::: Input records :::

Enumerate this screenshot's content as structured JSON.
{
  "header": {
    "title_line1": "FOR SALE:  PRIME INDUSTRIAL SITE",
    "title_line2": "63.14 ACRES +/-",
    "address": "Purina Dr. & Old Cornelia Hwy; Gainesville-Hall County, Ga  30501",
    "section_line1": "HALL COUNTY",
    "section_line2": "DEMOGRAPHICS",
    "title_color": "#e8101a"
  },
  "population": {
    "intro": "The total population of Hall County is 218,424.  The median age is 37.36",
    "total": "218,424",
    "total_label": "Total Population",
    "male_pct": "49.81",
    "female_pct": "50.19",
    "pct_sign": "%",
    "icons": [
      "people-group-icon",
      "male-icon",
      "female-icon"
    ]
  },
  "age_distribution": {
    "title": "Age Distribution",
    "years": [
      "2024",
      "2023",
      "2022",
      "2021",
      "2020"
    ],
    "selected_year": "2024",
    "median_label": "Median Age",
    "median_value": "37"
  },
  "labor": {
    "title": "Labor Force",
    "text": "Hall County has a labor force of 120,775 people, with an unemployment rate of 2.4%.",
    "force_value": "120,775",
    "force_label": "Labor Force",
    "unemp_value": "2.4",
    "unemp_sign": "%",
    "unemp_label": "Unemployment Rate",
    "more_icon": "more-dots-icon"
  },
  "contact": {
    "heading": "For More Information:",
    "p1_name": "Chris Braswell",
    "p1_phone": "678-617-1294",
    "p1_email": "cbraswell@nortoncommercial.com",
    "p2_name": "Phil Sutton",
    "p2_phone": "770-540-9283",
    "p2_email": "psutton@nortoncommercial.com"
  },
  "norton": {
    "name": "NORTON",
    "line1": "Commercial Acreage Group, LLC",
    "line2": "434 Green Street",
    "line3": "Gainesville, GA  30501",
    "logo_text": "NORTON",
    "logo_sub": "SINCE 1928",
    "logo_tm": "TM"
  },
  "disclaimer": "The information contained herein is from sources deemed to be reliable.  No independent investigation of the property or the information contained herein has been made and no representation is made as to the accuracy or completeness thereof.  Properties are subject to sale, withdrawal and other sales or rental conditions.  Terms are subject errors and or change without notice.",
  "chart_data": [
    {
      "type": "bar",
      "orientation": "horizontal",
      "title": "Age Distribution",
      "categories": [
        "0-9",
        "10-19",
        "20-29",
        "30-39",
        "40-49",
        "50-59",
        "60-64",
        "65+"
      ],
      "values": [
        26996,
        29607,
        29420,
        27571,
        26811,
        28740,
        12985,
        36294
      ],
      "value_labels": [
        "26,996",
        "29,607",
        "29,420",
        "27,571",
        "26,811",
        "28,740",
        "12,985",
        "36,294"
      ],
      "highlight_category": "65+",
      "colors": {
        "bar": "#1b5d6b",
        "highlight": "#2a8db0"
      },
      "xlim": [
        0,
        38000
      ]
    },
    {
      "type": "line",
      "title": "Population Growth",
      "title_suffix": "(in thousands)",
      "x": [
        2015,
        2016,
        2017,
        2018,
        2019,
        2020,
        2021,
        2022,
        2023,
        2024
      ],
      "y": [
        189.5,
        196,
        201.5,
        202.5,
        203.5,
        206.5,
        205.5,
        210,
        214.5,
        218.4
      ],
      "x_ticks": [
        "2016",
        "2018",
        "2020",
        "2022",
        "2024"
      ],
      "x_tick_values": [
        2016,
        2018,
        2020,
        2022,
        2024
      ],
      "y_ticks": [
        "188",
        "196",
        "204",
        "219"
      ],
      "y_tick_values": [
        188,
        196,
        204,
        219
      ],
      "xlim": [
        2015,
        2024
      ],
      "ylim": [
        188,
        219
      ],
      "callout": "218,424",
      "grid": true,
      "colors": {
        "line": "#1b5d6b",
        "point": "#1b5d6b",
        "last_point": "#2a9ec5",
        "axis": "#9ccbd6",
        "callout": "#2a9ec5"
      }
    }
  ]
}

:::

▶ [Do this]: Each line above that includes "Gainesville" should be shown.

▶ [Answer for this exercise]:
    "address": "Purina Dr. & Old Cornelia Hwy; Gainesville-Hall County, Ga  30501",
    "line3": "Gainesville, GA  30501",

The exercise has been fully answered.